### Dataset items
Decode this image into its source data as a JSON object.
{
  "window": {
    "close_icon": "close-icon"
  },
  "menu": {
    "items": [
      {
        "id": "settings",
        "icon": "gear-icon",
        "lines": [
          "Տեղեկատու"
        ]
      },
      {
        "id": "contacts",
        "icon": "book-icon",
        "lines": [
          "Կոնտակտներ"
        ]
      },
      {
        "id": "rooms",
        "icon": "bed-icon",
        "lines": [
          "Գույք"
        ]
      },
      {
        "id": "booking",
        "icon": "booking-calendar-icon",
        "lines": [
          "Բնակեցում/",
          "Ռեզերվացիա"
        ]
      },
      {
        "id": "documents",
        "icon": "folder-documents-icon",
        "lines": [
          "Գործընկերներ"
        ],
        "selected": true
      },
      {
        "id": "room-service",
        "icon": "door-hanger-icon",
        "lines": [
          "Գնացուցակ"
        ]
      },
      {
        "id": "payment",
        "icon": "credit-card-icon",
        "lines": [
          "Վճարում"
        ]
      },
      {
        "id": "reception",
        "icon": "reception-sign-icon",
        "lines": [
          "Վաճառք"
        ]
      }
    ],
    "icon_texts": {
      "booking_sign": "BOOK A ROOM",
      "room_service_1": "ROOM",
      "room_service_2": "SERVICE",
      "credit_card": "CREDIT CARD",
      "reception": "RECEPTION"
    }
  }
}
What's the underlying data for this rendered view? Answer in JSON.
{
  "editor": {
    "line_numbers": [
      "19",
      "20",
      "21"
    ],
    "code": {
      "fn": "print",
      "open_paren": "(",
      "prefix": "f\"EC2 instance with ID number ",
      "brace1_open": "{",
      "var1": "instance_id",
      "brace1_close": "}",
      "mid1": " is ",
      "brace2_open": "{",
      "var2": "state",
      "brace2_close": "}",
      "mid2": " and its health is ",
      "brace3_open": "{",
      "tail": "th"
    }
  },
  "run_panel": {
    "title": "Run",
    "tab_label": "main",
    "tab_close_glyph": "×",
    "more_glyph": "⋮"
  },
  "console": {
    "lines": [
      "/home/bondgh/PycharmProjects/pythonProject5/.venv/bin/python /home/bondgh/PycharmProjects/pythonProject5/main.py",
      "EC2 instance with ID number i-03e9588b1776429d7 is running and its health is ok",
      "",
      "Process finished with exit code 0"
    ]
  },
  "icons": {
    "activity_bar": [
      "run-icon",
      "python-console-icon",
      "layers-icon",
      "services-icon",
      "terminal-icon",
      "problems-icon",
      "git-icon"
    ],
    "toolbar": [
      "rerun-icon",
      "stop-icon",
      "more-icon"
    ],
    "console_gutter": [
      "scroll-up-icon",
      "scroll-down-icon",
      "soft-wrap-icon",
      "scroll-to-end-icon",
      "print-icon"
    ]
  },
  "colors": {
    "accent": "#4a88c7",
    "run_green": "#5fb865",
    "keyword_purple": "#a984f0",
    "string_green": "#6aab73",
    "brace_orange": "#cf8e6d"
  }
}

### REQUIRED WORK
Write out every line exactly as it stands.

### CORRECT ANSWER
Decode this image into its source data as a JSON object.
{
  "window": {
    "close_icon": "close-icon"
  },
  "menu": {
    "items": [
      {
        "id": "settings",
        "icon": "gear-icon",
        "lines": [
          "Տեղեկատու"
        ]
      },
      {
        "id": "contacts",
        "icon": "book-icon",
        "lines": [
          "Կոնտակտներ"
        ]
      },
      {
        "id": "rooms",
        "icon": "bed-icon",
        "lines": [
          "Գույք"
        ]
      },
      {
        "id": "booking",
        "icon": "booking-calendar-icon",
        "lines": [
          "Բնակեցում/",
          "Ռեզերվացիա"
        ]
      },
      {
        "id": "documents",
        "icon": "folder-documents-icon",
        "lines": [
          "Գործընկերներ"
        ],
        "selected": true
      },
      {
        "id": "room-service",
        "icon": "door-hanger-icon",
        "lines": [
          "Գնացուցակ"
        ]
      },
      {
        "id": "payment",
        "icon": "credit-card-icon",
        "lines": [
          "Վճարում"
        ]
      },
      {
        "id": "reception",
        "icon": "reception-sign-icon",
        "lines": [
          "Վաճառք"
        ]
      }
    ],
    "icon_texts": {
      "booking_sign": "BOOK A ROOM",
      "room_service_1": "ROOM",
      "room_service_2": "SERVICE",
      "credit_card": "CREDIT CARD",
      "reception": "RECEPTION"
    }
  }
}
What's the underlying data for this rendered view? Answer in JSON.
{
  "editor": {
    "line_numbers": [
      "19",
      "20",
      "21"
    ],
    "code": {
      "fn": "print",
      "open_paren": "(",
      "prefix": "f\"EC2 instance with ID number ",
      "brace1_open": "{",
      "var1": "instance_id",
      "brace1_close": "}",
      "mid1": " is ",
      "brace2_open": "{",
      "var2": "state",
      "brace2_close": "}",
      "mid2": " and its health is ",
      "brace3_open": "{",
      "tail": "th"
    }
  },
  "run_panel": {
    "title": "Run",
    "tab_label": "main",
    "tab_close_glyph": "×",
    "more_glyph": "⋮"
  },
  "console": {
    "lines": [
      "/home/bondgh/PycharmProjects/pythonProject5/.venv/bin/python /home/bondgh/PycharmProjects/pythonProject5/main.py",
      "EC2 instance with ID number i-03e9588b1776429d7 is running and its health is ok",
      "",
      "Process finished with exit code 0"
    ]
  },
  "icons": {
    "activity_bar": [
      "run-icon",
      "python-console-icon",
      "layers-icon",
      "services-icon",
      "terminal-icon",
      "problems-icon",
      "git-icon"
    ],
    "toolbar": [
      "rerun-icon",
      "stop-icon",
      "more-icon"
    ],
    "console_gutter": [
      "scroll-up-icon",
      "scroll-down-icon",
      "soft-wrap-icon",
      "scroll-to-end-icon",
      "print-icon"
    ]
  },
  "colors": {
    "accent": "#4a88c7",
    "run_green": "#5fb865",
    "keyword_purple": "#a984f0",
    "string_green": "#6aab73",
    "brace_orange": "#cf8e6d"
  }
}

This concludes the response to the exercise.